Requirements
Below are some records: retype them all exactly, but not the pictures.

Dataset records
— BEGIN —
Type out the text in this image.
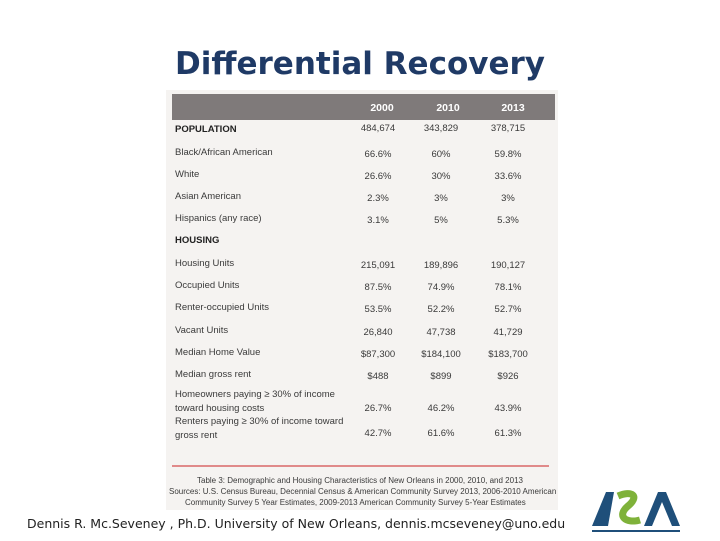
Differential Recovery
2000	2010	2013
POPULATION	484,674	343,829	378,715
Black/African American	66.6%	60%	59.8%
White	26.6%	30%	33.6%
Asian American	2.3%	3%	3%
Hispanics (any race)	3.1%	5%	5.3%
HOUSING
Housing Units	215,091	189,896	190,127
Occupied Units	87.5%	74.9%	78.1%
Renter-occupied Units	53.5%	52.2%	52.7%
Vacant Units	26,840	47,738	41,729
Median Home Value	$87,300	$184,100	$183,700
Median gross rent	$488	$899	$926
Homeowners paying ≥ 30% of income
toward housing costs	26.7%	46.2%	43.9%
Renters paying ≥ 30% of income toward
gross rent	42.7%	61.6%	61.3%
Table 3: Demographic and Housing Characteristics of New Orleans in 2000, 2010, and 2013
Sources: U.S. Census Bureau, Decennial Census & American Community Survey 2013, 2006-2010 American
Community Survey 5 Year Estimates, 2009-2013 American Community Survey 5-Year Estimates
Dennis R. Mc.Seveney , Ph.D. University of New Orleans, dennis.mcseveney@uno.edu
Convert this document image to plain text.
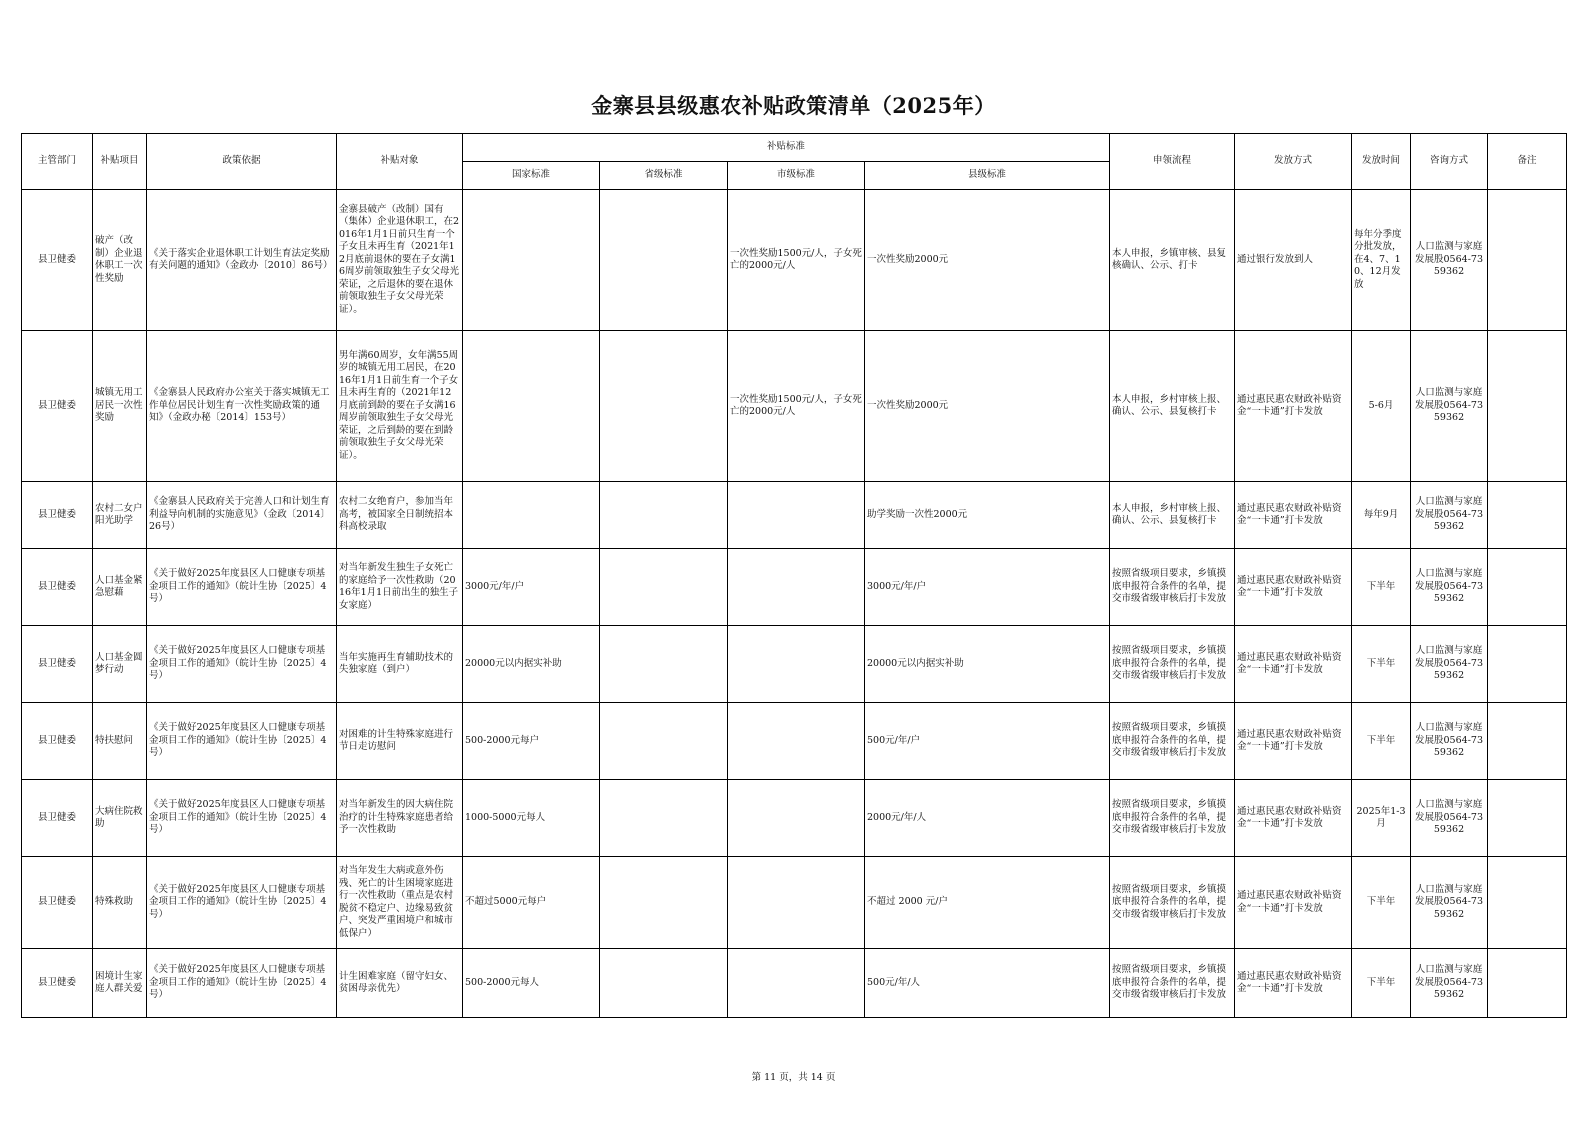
金寨县县级惠农补贴政策清单（2025年）
主管部门	补贴项目	政策依据	补贴对象	补贴标准				申领流程	发放方式	发放时间	咨询方式	备注
				国家标准	省级标准	市级标准	县级标准					
县卫健委	破产（改制）企业退休职工一次性奖励	《关于落实企业退休职工计划生育法定奖励有关问题的通知》（金政办〔2010〕86号）	金寨县破产（改制）国有（集体）企业退休职工，在2016年1月1日前只生育一个子女且未再生育（2021年12月底前退休的要在子女满16周岁前领取独生子女父母光荣证，之后退休的要在退休前领取独生子女父母光荣证）。			一次性奖励1500元/人，子女死亡的2000元/人	一次性奖励2000元	本人申报，乡镇审核、县复核确认、公示、打卡	通过银行发放到人	每年分季度分批发放，在4、7、10、12月发放	人口监测与家庭发展股0564-7359362	
县卫健委	城镇无用工居民一次性奖励	《金寨县人民政府办公室关于落实城镇无工作单位居民计划生育一次性奖励政策的通知》（金政办秘〔2014〕153号）	男年满60周岁，女年满55周岁的城镇无用工居民，在2016年1月1日前生育一个子女且未再生育的（2021年12月底前到龄的要在子女满16周岁前领取独生子女父母光荣证，之后到龄的要在到龄前领取独生子女父母光荣证）。			一次性奖励1500元/人，子女死亡的2000元/人	一次性奖励2000元	本人申报，乡村审核上报、确认、公示、县复核打卡	通过惠民惠农财政补贴资金“一卡通”打卡发放	5-6月	人口监测与家庭发展股0564-7359362	
县卫健委	农村二女户阳光助学	《金寨县人民政府关于完善人口和计划生育利益导向机制的实施意见》（金政〔2014〕26号）	农村二女绝育户，参加当年高考，被国家全日制统招本科高校录取				助学奖励一次性2000元	本人申报，乡村审核上报、确认、公示、县复核打卡	通过惠民惠农财政补贴资金“一卡通”打卡发放	每年9月	人口监测与家庭发展股0564-7359362	
县卫健委	人口基金紧急慰藉	《关于做好2025年度县区人口健康专项基金项目工作的通知》（皖计生协〔2025〕4号）	对当年新发生独生子女死亡的家庭给予一次性救助（2016年1月1日前出生的独生子女家庭）	3000元/年/户			3000元/年/户	按照省级项目要求，乡镇摸底申报符合条件的名单，提交市级省级审核后打卡发放	通过惠民惠农财政补贴资金“一卡通”打卡发放	下半年	人口监测与家庭发展股0564-7359362	
县卫健委	人口基金圆梦行动	《关于做好2025年度县区人口健康专项基金项目工作的通知》（皖计生协〔2025〕4号）	当年实施再生育辅助技术的失独家庭（到户）	20000元以内据实补助			20000元以内据实补助	按照省级项目要求，乡镇摸底申报符合条件的名单，提交市级省级审核后打卡发放	通过惠民惠农财政补贴资金“一卡通”打卡发放	下半年	人口监测与家庭发展股0564-7359362	
县卫健委	特扶慰问	《关于做好2025年度县区人口健康专项基金项目工作的通知》（皖计生协〔2025〕4号）	对困难的计生特殊家庭进行节日走访慰问	500-2000元每户			500元/年/户	按照省级项目要求，乡镇摸底申报符合条件的名单，提交市级省级审核后打卡发放	通过惠民惠农财政补贴资金“一卡通”打卡发放	下半年	人口监测与家庭发展股0564-7359362	
县卫健委	大病住院救助	《关于做好2025年度县区人口健康专项基金项目工作的通知》（皖计生协〔2025〕4号）	对当年新发生的因大病住院治疗的计生特殊家庭患者给予一次性救助	1000-5000元每人			2000元/年/人	按照省级项目要求，乡镇摸底申报符合条件的名单，提交市级省级审核后打卡发放	通过惠民惠农财政补贴资金“一卡通”打卡发放	2025年1-3月	人口监测与家庭发展股0564-7359362	
县卫健委	特殊救助	《关于做好2025年度县区人口健康专项基金项目工作的通知》（皖计生协〔2025〕4号）	对当年发生大病或意外伤残、死亡的计生困境家庭进行一次性救助（重点是农村脱贫不稳定户、边缘易致贫户、突发严重困境户和城市低保户）	不超过5000元每户			不超过 2000 元/户	按照省级项目要求，乡镇摸底申报符合条件的名单，提交市级省级审核后打卡发放	通过惠民惠农财政补贴资金“一卡通”打卡发放	下半年	人口监测与家庭发展股0564-7359362	
县卫健委	困境计生家庭人群关爱	《关于做好2025年度县区人口健康专项基金项目工作的通知》（皖计生协〔2025〕4号）	计生困难家庭（留守妇女、贫困母亲优先）	500-2000元每人			500元/年/人	按照省级项目要求，乡镇摸底申报符合条件的名单，提交市级省级审核后打卡发放	通过惠民惠农财政补贴资金“一卡通”打卡发放	下半年	人口监测与家庭发展股0564-7359362	
第 11 页，共 14 页
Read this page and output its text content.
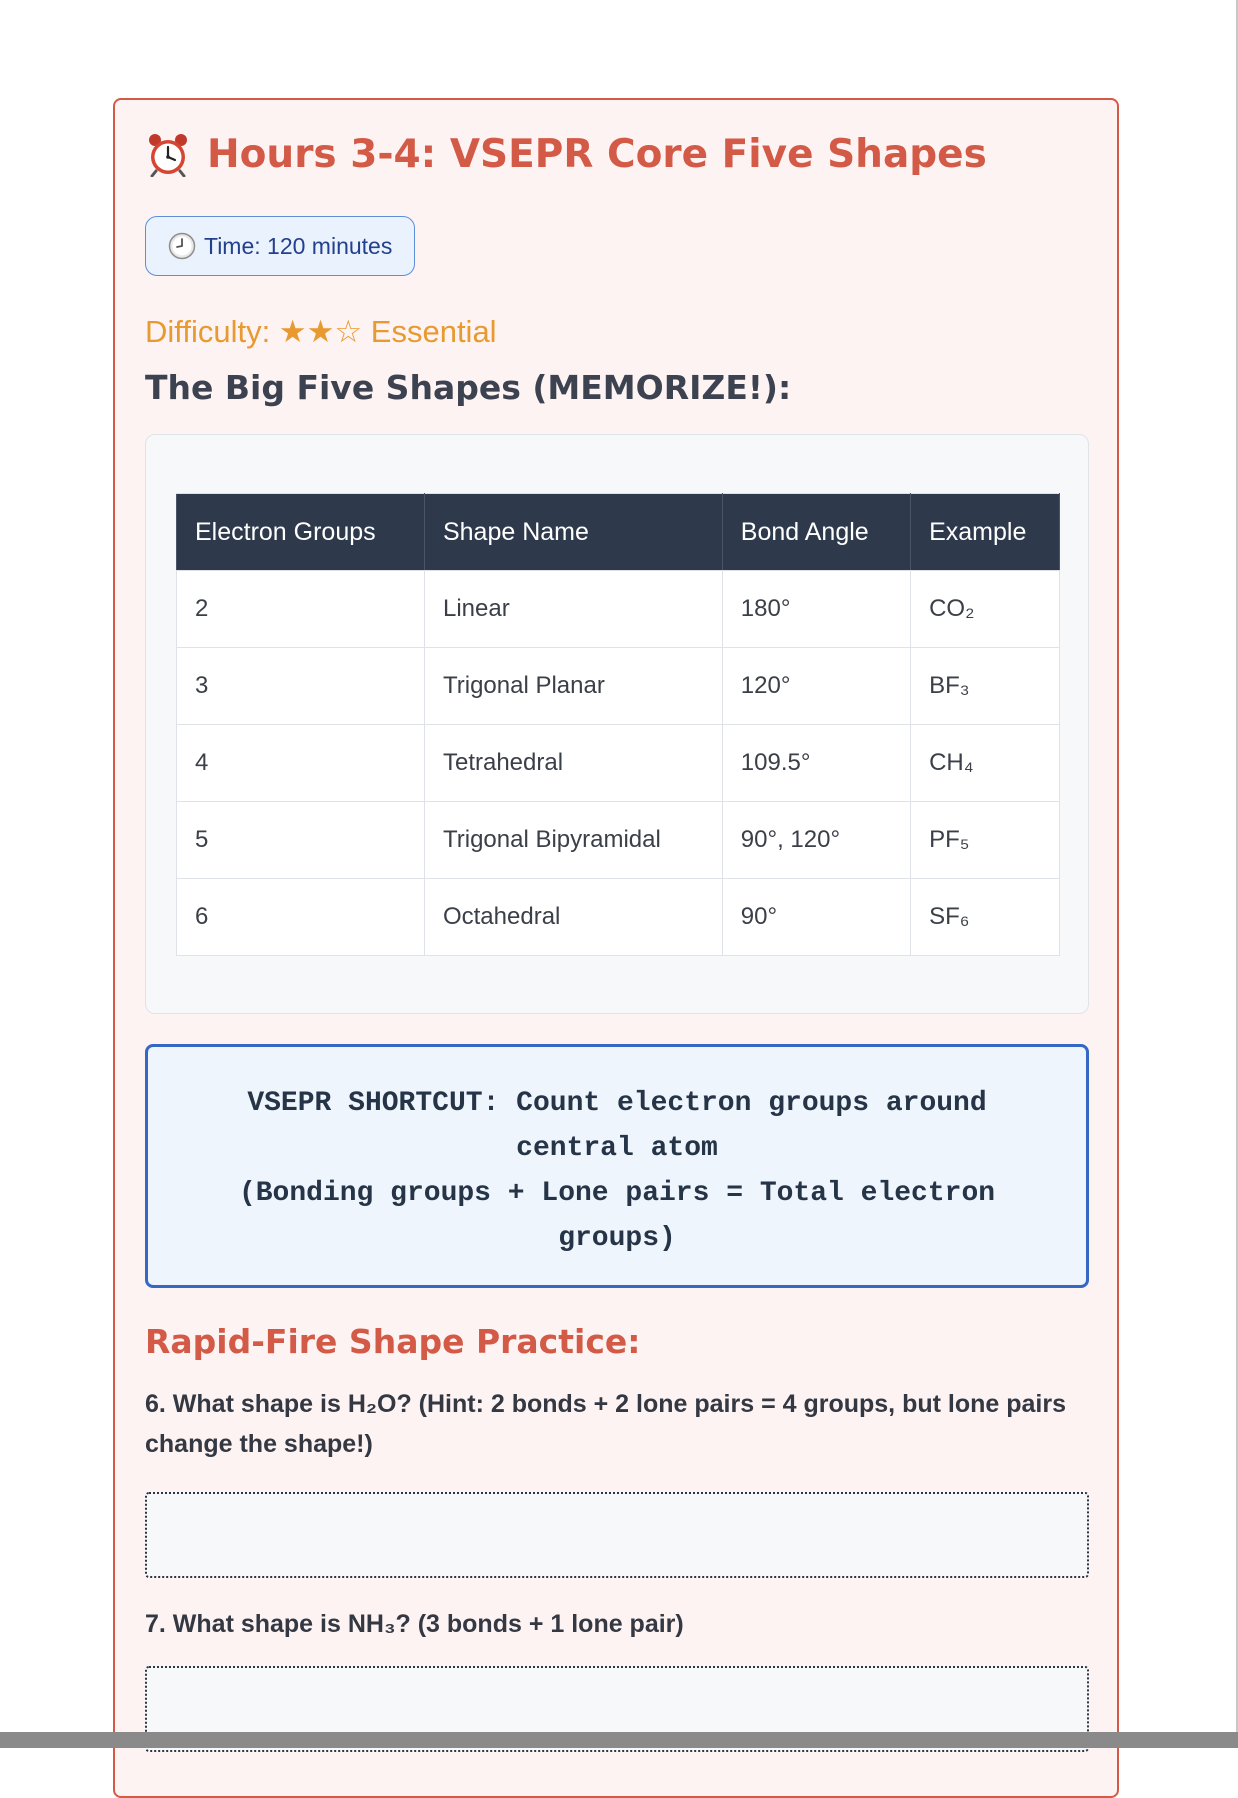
Hours 3-4: VSEPR Core Five Shapes
Time: 120 minutes
Difficulty: ★★☆ Essential
The Big Five Shapes (MEMORIZE!):
Electron Groups	Shape Name	Bond Angle	Example
2	Linear	180°	CO₂
3	Trigonal Planar	120°	BF₃
4	Tetrahedral	109.5°	CH₄
5	Trigonal Bipyramidal	90°, 120°	PF₅
6	Octahedral	90°	SF₆
VSEPR SHORTCUT: Count electron groups around central atom
(Bonding groups + Lone pairs = Total electron groups)
Rapid-Fire Shape Practice:
6. What shape is H₂O? (Hint: 2 bonds + 2 lone pairs = 4 groups, but lone pairs change the shape!)
7. What shape is NH₃? (3 bonds + 1 lone pair)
— END —
Exercise output
Type out the text in this image.
Differential Recovery
2000	2010	2013
POPULATION	484,674	343,829	378,715
Black/African American	66.6%	60%	59.8%
White	26.6%	30%	33.6%
Asian American	2.3%	3%	3%
Hispanics (any race)	3.1%	5%	5.3%
HOUSING
Housing Units	215,091	189,896	190,127
Occupied Units	87.5%	74.9%	78.1%
Renter-occupied Units	53.5%	52.2%	52.7%
Vacant Units	26,840	47,738	41,729
Median Home Value	$87,300	$184,100	$183,700
Median gross rent	$488	$899	$926
Homeowners paying ≥ 30% of income
toward housing costs	26.7%	46.2%	43.9%
Renters paying ≥ 30% of income toward
gross rent	42.7%	61.6%	61.3%
Table 3: Demographic and Housing Characteristics of New Orleans in 2000, 2010, and 2013
Sources: U.S. Census Bureau, Decennial Census & American Community Survey 2013, 2006-2010 American
Community Survey 5 Year Estimates, 2009-2013 American Community Survey 5-Year Estimates
Dennis R. Mc.Seveney , Ph.D. University of New Orleans, dennis.mcseveney@uno.edu
Convert this document image to plain text.
金寨县县级惠农补贴政策清单（2025年）
主管部门	补贴项目	政策依据	补贴对象	补贴标准				申领流程	发放方式	发放时间	咨询方式	备注
				国家标准	省级标准	市级标准	县级标准					
县卫健委	破产（改制）企业退休职工一次性奖励	《关于落实企业退休职工计划生育法定奖励有关问题的通知》（金政办〔2010〕86号）	金寨县破产（改制）国有（集体）企业退休职工，在2016年1月1日前只生育一个子女且未再生育（2021年12月底前退休的要在子女满16周岁前领取独生子女父母光荣证，之后退休的要在退休前领取独生子女父母光荣证）。			一次性奖励1500元/人，子女死亡的2000元/人	一次性奖励2000元	本人申报，乡镇审核、县复核确认、公示、打卡	通过银行发放到人	每年分季度分批发放，在4、7、10、12月发放	人口监测与家庭发展股0564-7359362	
县卫健委	城镇无用工居民一次性奖励	《金寨县人民政府办公室关于落实城镇无工作单位居民计划生育一次性奖励政策的通知》（金政办秘〔2014〕153号）	男年满60周岁，女年满55周岁的城镇无用工居民，在2016年1月1日前生育一个子女且未再生育的（2021年12月底前到龄的要在子女满16周岁前领取独生子女父母光荣证，之后到龄的要在到龄前领取独生子女父母光荣证）。			一次性奖励1500元/人，子女死亡的2000元/人	一次性奖励2000元	本人申报，乡村审核上报、确认、公示、县复核打卡	通过惠民惠农财政补贴资金“一卡通”打卡发放	5-6月	人口监测与家庭发展股0564-7359362	
县卫健委	农村二女户阳光助学	《金寨县人民政府关于完善人口和计划生育利益导向机制的实施意见》（金政〔2014〕26号）	农村二女绝育户，参加当年高考，被国家全日制统招本科高校录取				助学奖励一次性2000元	本人申报，乡村审核上报、确认、公示、县复核打卡	通过惠民惠农财政补贴资金“一卡通”打卡发放	每年9月	人口监测与家庭发展股0564-7359362	
县卫健委	人口基金紧急慰藉	《关于做好2025年度县区人口健康专项基金项目工作的通知》（皖计生协〔2025〕4号）	对当年新发生独生子女死亡的家庭给予一次性救助（2016年1月1日前出生的独生子女家庭）	3000元/年/户			3000元/年/户	按照省级项目要求，乡镇摸底申报符合条件的名单，提交市级省级审核后打卡发放	通过惠民惠农财政补贴资金“一卡通”打卡发放	下半年	人口监测与家庭发展股0564-7359362	
县卫健委	人口基金圆梦行动	《关于做好2025年度县区人口健康专项基金项目工作的通知》（皖计生协〔2025〕4号）	当年实施再生育辅助技术的失独家庭（到户）	20000元以内据实补助			20000元以内据实补助	按照省级项目要求，乡镇摸底申报符合条件的名单，提交市级省级审核后打卡发放	通过惠民惠农财政补贴资金“一卡通”打卡发放	下半年	人口监测与家庭发展股0564-7359362	
县卫健委	特扶慰问	《关于做好2025年度县区人口健康专项基金项目工作的通知》（皖计生协〔2025〕4号）	对困难的计生特殊家庭进行节日走访慰问	500-2000元每户			500元/年/户	按照省级项目要求，乡镇摸底申报符合条件的名单，提交市级省级审核后打卡发放	通过惠民惠农财政补贴资金“一卡通”打卡发放	下半年	人口监测与家庭发展股0564-7359362	
县卫健委	大病住院救助	《关于做好2025年度县区人口健康专项基金项目工作的通知》（皖计生协〔2025〕4号）	对当年新发生的因大病住院治疗的计生特殊家庭患者给予一次性救助	1000-5000元每人			2000元/年/人	按照省级项目要求，乡镇摸底申报符合条件的名单，提交市级省级审核后打卡发放	通过惠民惠农财政补贴资金“一卡通”打卡发放	2025年1-3月	人口监测与家庭发展股0564-7359362	
县卫健委	特殊救助	《关于做好2025年度县区人口健康专项基金项目工作的通知》（皖计生协〔2025〕4号）	对当年发生大病或意外伤残、死亡的计生困境家庭进行一次性救助（重点是农村脱贫不稳定户、边缘易致贫户、突发严重困境户和城市低保户）	不超过5000元每户			不超过 2000 元/户	按照省级项目要求，乡镇摸底申报符合条件的名单，提交市级省级审核后打卡发放	通过惠民惠农财政补贴资金“一卡通”打卡发放	下半年	人口监测与家庭发展股0564-7359362	
县卫健委	困境计生家庭人群关爱	《关于做好2025年度县区人口健康专项基金项目工作的通知》（皖计生协〔2025〕4号）	计生困难家庭（留守妇女、贫困母亲优先）	500-2000元每人			500元/年/人	按照省级项目要求，乡镇摸底申报符合条件的名单，提交市级省级审核后打卡发放	通过惠民惠农财政补贴资金“一卡通”打卡发放	下半年	人口监测与家庭发展股0564-7359362	
第 11 页，共 14 页
Read this page and output its text content.
Hours 3-4: VSEPR Core Five Shapes
Time: 120 minutes
Difficulty: ★★☆ Essential
The Big Five Shapes (MEMORIZE!):
Electron Groups	Shape Name	Bond Angle	Example
2	Linear	180°	CO₂
3	Trigonal Planar	120°	BF₃
4	Tetrahedral	109.5°	CH₄
5	Trigonal Bipyramidal	90°, 120°	PF₅
6	Octahedral	90°	SF₆
VSEPR SHORTCUT: Count electron groups around central atom
(Bonding groups + Lone pairs = Total electron groups)
Rapid-Fire Shape Practice:
6. What shape is H₂O? (Hint: 2 bonds + 2 lone pairs = 4 groups, but lone pairs change the shape!)
7. What shape is NH₃? (3 bonds + 1 lone pair)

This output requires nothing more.